• OPDRACHT
Herschrijf de regels vanaf de regel met "headline-suffix: responses (477, 46, 671, 86)" tot en met de regel met "chart-title-line2: for groceries?", waarbij je "survey users" overal vervangt door "respondents" en verder niets wijzigt.

• BESCHIKBARE RECORDS
################

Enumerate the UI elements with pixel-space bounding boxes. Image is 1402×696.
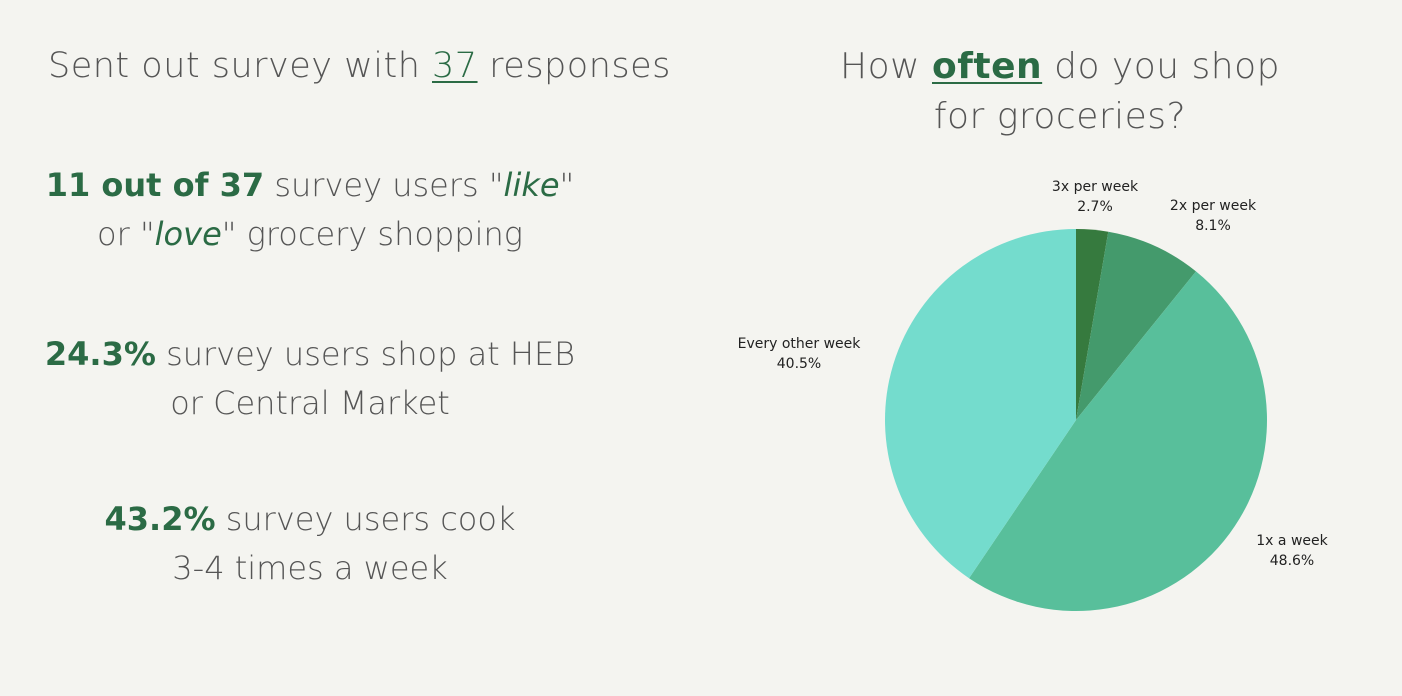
headline-suffix: responses (477, 46, 671, 86)
survey-headline: Sent out survey with 37 responses (48, 46, 671, 86)
slice-percent-label: 48.6% (1270, 553, 1314, 569)
stat-value: 24.3% (44, 335, 156, 373)
stat-keyword-like: like (503, 166, 560, 204)
slice-percent-label: 8.1% (1195, 218, 1231, 234)
stat-grocery-enjoyment: 11 out of 37 survey users "like" or "lov… (0, 161, 620, 259)
response-count: 37 (432, 46, 478, 86)
stat-text: or Central Market (170, 384, 450, 422)
stat-store-preference: 24.3% survey users shop at HEB or Centra… (0, 330, 620, 428)
stat-text: survey users " (264, 166, 504, 204)
chart-title-keyword: often (932, 46, 1043, 87)
stat-text: 3-4 times a week (172, 549, 448, 587)
headline-text: Sent out survey with (48, 46, 432, 86)
stat-value: 43.2% (104, 500, 216, 538)
pie-slice-every-other-week (884, 229, 1076, 579)
chart-title-text: do you shop (1042, 46, 1280, 87)
stat-value: 11 out of 37 (45, 166, 265, 204)
stat-text: survey users cook (215, 500, 516, 538)
slice-label: Every other week (738, 336, 862, 352)
chart-title-line2: for groceries? (933, 96, 1187, 137)
stat-text: " grocery shopping (221, 215, 523, 253)
slice-label: 2x per week (1170, 198, 1257, 214)
pie-slice-2x-per-week (1076, 231, 1196, 420)
stat-text: or " (97, 215, 155, 253)
summary-panel: Sent out survey with 37 responses 11 out… (0, 0, 671, 696)
stat-text: " (559, 166, 575, 204)
stat-cooking-frequency: 43.2% survey users cook 3-4 times a week (0, 495, 620, 593)
chart-title: How often do you shop for groceries? (800, 42, 1320, 142)
chart-title-text: How (840, 46, 932, 87)
slice-percent-label: 2.7% (1077, 199, 1113, 215)
pie-slice-1x-a-week (969, 271, 1268, 612)
pie-slice-3x-per-week (1076, 229, 1109, 420)
slice-label: 3x per week (1052, 179, 1139, 195)
slice-percent-label: 40.5% (777, 356, 821, 372)
stat-text: survey users shop at HEB (155, 335, 576, 373)
slice-label: 1x a week (1256, 533, 1328, 549)
stat-keyword-love: love (154, 215, 222, 253)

################

• ANTWOORD
headline-suffix: responses (477, 46, 671, 86)
survey-headline: Sent out survey with 37 responses (48, 46, 671, 86)
slice-percent-label: 48.6% (1270, 553, 1314, 569)
stat-value: 24.3% (44, 335, 156, 373)
stat-keyword-like: like (503, 166, 560, 204)
slice-percent-label: 8.1% (1195, 218, 1231, 234)
stat-grocery-enjoyment: 11 out of 37 respondents "like" or "lov… (0, 161, 620, 259)
response-count: 37 (432, 46, 478, 86)
stat-text: or Central Market (170, 384, 450, 422)
stat-store-preference: 24.3% respondents shop at HEB or Centra… (0, 330, 620, 428)
stat-text: respondents " (264, 166, 504, 204)
chart-title-keyword: often (932, 46, 1043, 87)
stat-text: 3-4 times a week (172, 549, 448, 587)
headline-text: Sent out survey with (48, 46, 432, 86)
stat-value: 43.2% (104, 500, 216, 538)
pie-slice-every-other-week (884, 229, 1076, 579)
chart-title-text: do you shop (1042, 46, 1280, 87)
stat-value: 11 out of 37 (45, 166, 265, 204)
stat-text: respondents cook (215, 500, 516, 538)
slice-label: Every other week (738, 336, 862, 352)
chart-title-line2: for groceries? (933, 96, 1187, 137)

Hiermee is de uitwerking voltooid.